### STORED ROWS ###
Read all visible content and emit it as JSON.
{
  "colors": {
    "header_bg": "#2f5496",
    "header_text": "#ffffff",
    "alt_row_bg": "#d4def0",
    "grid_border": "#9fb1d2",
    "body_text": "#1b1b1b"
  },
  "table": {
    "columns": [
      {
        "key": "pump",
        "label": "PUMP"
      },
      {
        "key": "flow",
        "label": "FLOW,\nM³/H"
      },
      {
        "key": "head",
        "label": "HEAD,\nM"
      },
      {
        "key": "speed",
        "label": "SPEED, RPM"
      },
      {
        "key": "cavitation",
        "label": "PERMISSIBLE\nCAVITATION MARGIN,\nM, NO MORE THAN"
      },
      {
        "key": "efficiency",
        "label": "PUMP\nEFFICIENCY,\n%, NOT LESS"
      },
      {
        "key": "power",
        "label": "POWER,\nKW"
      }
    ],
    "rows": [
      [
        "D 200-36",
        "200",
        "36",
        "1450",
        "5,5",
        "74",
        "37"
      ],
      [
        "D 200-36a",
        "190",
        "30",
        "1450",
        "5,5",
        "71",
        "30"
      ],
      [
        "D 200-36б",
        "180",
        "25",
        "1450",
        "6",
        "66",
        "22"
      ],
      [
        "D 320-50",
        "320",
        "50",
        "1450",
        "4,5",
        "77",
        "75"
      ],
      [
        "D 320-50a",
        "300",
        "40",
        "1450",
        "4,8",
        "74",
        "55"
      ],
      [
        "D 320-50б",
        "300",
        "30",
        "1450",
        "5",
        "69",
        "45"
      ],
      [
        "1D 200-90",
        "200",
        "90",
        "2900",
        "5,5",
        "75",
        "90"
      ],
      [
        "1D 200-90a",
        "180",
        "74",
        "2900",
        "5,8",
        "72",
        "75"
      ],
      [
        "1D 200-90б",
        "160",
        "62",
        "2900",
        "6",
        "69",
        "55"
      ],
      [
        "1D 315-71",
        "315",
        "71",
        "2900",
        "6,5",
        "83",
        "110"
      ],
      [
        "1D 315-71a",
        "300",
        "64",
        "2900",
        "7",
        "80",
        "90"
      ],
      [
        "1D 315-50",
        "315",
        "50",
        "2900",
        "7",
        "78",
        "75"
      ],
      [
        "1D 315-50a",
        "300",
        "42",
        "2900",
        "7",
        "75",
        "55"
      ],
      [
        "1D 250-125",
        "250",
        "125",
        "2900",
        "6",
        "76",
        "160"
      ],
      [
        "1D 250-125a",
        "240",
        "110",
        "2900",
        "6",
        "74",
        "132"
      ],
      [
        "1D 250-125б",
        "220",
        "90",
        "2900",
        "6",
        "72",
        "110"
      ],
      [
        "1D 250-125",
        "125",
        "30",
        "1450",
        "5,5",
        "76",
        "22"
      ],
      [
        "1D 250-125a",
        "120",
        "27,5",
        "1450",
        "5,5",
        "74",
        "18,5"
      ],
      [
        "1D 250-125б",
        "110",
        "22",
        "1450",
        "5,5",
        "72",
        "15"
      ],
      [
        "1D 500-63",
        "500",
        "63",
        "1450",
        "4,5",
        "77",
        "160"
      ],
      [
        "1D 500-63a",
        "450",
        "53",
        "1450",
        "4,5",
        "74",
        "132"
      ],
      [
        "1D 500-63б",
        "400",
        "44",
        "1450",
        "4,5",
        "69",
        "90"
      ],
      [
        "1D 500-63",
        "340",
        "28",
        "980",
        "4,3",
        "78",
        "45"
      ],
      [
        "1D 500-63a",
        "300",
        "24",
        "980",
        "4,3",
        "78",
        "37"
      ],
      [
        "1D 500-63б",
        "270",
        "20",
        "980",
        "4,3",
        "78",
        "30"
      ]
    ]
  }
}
###
**REQUIREMENT**
Extract every record and return it verbatim.

**THE REPLY**
Read all visible content and emit it as JSON.
{
  "colors": {
    "header_bg": "#2f5496",
    "header_text": "#ffffff",
    "alt_row_bg": "#d4def0",
    "grid_border": "#9fb1d2",
    "body_text": "#1b1b1b"
  },
  "table": {
    "columns": [
      {
        "key": "pump",
        "label": "PUMP"
      },
      {
        "key": "flow",
        "label": "FLOW,\nM³/H"
      },
      {
        "key": "head",
        "label": "HEAD,\nM"
      },
      {
        "key": "speed",
        "label": "SPEED, RPM"
      },
      {
        "key": "cavitation",
        "label": "PERMISSIBLE\nCAVITATION MARGIN,\nM, NO MORE THAN"
      },
      {
        "key": "efficiency",
        "label": "PUMP\nEFFICIENCY,\n%, NOT LESS"
      },
      {
        "key": "power",
        "label": "POWER,\nKW"
      }
    ],
    "rows": [
      [
        "D 200-36",
        "200",
        "36",
        "1450",
        "5,5",
        "74",
        "37"
      ],
      [
        "D 200-36a",
        "190",
        "30",
        "1450",
        "5,5",
        "71",
        "30"
      ],
      [
        "D 200-36б",
        "180",
        "25",
        "1450",
        "6",
        "66",
        "22"
      ],
      [
        "D 320-50",
        "320",
        "50",
        "1450",
        "4,5",
        "77",
        "75"
      ],
      [
        "D 320-50a",
        "300",
        "40",
        "1450",
        "4,8",
        "74",
        "55"
      ],
      [
        "D 320-50б",
        "300",
        "30",
        "1450",
        "5",
        "69",
        "45"
      ],
      [
        "1D 200-90",
        "200",
        "90",
        "2900",
        "5,5",
        "75",
        "90"
      ],
      [
        "1D 200-90a",
        "180",
        "74",
        "2900",
        "5,8",
        "72",
        "75"
      ],
      [
        "1D 200-90б",
        "160",
        "62",
        "2900",
        "6",
        "69",
        "55"
      ],
      [
        "1D 315-71",
        "315",
        "71",
        "2900",
        "6,5",
        "83",
        "110"
      ],
      [
        "1D 315-71a",
        "300",
        "64",
        "2900",
        "7",
        "80",
        "90"
      ],
      [
        "1D 315-50",
        "315",
        "50",
        "2900",
        "7",
        "78",
        "75"
      ],
      [
        "1D 315-50a",
        "300",
        "42",
        "2900",
        "7",
        "75",
        "55"
      ],
      [
        "1D 250-125",
        "250",
        "125",
        "2900",
        "6",
        "76",
        "160"
      ],
      [
        "1D 250-125a",
        "240",
        "110",
        "2900",
        "6",
        "74",
        "132"
      ],
      [
        "1D 250-125б",
        "220",
        "90",
        "2900",
        "6",
        "72",
        "110"
      ],
      [
        "1D 250-125",
        "125",
        "30",
        "1450",
        "5,5",
        "76",
        "22"
      ],
      [
        "1D 250-125a",
        "120",
        "27,5",
        "1450",
        "5,5",
        "74",
        "18,5"
      ],
      [
        "1D 250-125б",
        "110",
        "22",
        "1450",
        "5,5",
        "72",
        "15"
      ],
      [
        "1D 500-63",
        "500",
        "63",
        "1450",
        "4,5",
        "77",
        "160"
      ],
      [
        "1D 500-63a",
        "450",
        "53",
        "1450",
        "4,5",
        "74",
        "132"
      ],
      [
        "1D 500-63б",
        "400",
        "44",
        "1450",
        "4,5",
        "69",
        "90"
      ],
      [
        "1D 500-63",
        "340",
        "28",
        "980",
        "4,3",
        "78",
        "45"
      ],
      [
        "1D 500-63a",
        "300",
        "24",
        "980",
        "4,3",
        "78",
        "37"
      ],
      [
        "1D 500-63б",
        "270",
        "20",
        "980",
        "4,3",
        "78",
        "30"
      ]
    ]
  }
}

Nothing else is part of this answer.